__Records supplied__:
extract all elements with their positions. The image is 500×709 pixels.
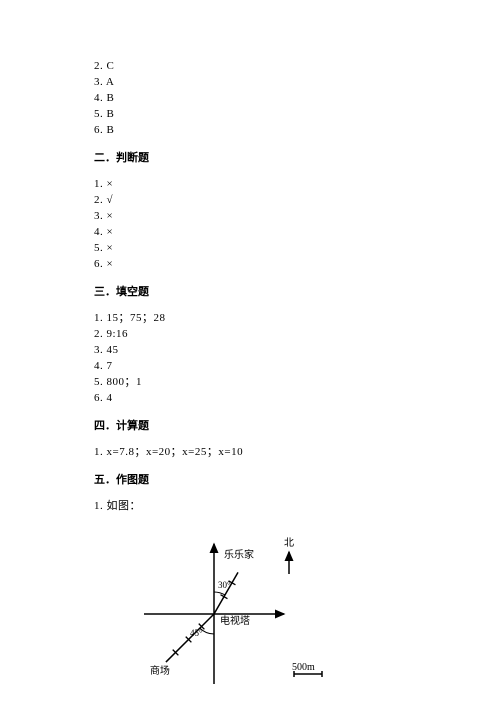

==

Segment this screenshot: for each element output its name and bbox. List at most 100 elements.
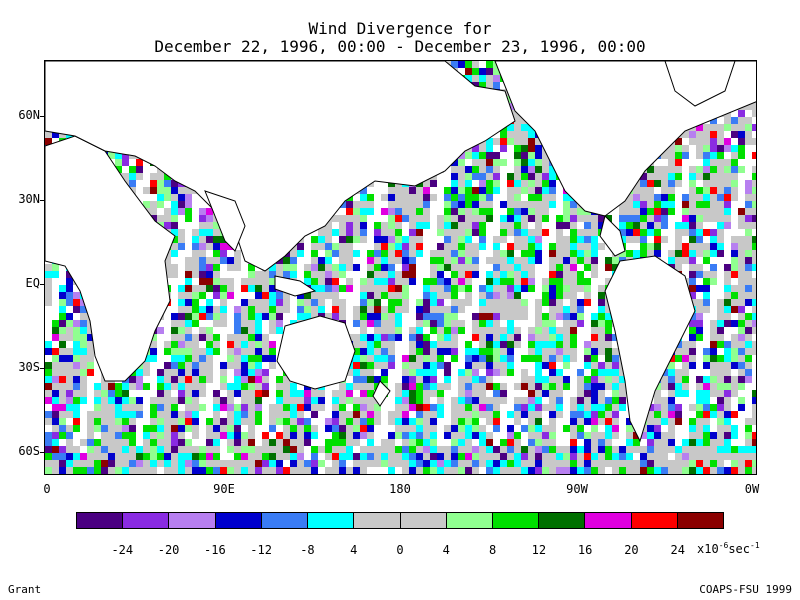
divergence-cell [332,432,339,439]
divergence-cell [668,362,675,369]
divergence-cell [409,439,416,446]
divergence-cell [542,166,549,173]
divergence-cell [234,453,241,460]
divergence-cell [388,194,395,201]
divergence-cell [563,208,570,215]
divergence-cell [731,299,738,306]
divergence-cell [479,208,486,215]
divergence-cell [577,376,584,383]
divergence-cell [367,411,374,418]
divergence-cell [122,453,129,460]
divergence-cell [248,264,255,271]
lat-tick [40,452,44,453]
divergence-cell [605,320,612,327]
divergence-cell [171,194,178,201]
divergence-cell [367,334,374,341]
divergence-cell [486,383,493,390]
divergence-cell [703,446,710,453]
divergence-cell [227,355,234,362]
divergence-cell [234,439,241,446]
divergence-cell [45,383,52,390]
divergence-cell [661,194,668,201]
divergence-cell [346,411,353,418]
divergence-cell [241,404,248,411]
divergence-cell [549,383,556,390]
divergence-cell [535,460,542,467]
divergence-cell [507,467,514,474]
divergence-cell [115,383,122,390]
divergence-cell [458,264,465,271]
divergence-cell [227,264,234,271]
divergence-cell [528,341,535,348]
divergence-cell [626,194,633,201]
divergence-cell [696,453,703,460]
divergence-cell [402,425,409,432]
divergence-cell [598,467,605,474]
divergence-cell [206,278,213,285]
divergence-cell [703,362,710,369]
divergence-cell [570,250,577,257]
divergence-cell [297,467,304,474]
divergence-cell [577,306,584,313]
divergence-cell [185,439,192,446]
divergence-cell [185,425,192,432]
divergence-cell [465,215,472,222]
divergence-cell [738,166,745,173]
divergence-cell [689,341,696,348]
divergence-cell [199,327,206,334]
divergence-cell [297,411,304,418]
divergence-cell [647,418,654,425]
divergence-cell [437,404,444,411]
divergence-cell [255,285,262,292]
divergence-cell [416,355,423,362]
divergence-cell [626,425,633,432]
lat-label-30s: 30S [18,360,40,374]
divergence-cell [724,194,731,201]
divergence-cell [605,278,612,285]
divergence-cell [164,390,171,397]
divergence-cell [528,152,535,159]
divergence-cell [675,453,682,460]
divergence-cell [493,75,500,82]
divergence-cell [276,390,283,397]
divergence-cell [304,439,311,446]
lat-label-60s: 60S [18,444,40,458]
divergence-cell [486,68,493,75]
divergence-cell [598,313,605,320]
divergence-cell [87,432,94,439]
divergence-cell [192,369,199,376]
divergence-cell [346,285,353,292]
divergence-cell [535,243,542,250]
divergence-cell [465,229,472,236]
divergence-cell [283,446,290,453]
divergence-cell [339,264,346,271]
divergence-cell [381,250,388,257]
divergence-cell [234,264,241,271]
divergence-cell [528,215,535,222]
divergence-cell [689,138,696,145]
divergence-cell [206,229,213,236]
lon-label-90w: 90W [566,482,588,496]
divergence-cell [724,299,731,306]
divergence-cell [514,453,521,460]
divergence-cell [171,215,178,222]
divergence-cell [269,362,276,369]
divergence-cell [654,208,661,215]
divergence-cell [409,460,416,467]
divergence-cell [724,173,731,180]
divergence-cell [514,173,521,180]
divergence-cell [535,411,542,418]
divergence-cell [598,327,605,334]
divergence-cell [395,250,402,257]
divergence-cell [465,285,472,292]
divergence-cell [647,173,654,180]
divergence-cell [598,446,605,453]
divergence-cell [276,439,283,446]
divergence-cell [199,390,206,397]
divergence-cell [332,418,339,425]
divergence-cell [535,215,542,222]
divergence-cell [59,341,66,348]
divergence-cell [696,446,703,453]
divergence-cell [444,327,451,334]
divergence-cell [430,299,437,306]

__Exercise__:
Reproduce the items line for line, starting at the line that contains "Segment this screenshot: for" and ending at the line that contains "divergence-cell [234,453,241,460]". Omit the pictures.

__Result of the task__:
Segment this screenshot: for each element output its name and bbox. List at most 100 elements.
divergence-cell [332,432,339,439]
divergence-cell [668,362,675,369]
divergence-cell [409,439,416,446]
divergence-cell [542,166,549,173]
divergence-cell [234,453,241,460]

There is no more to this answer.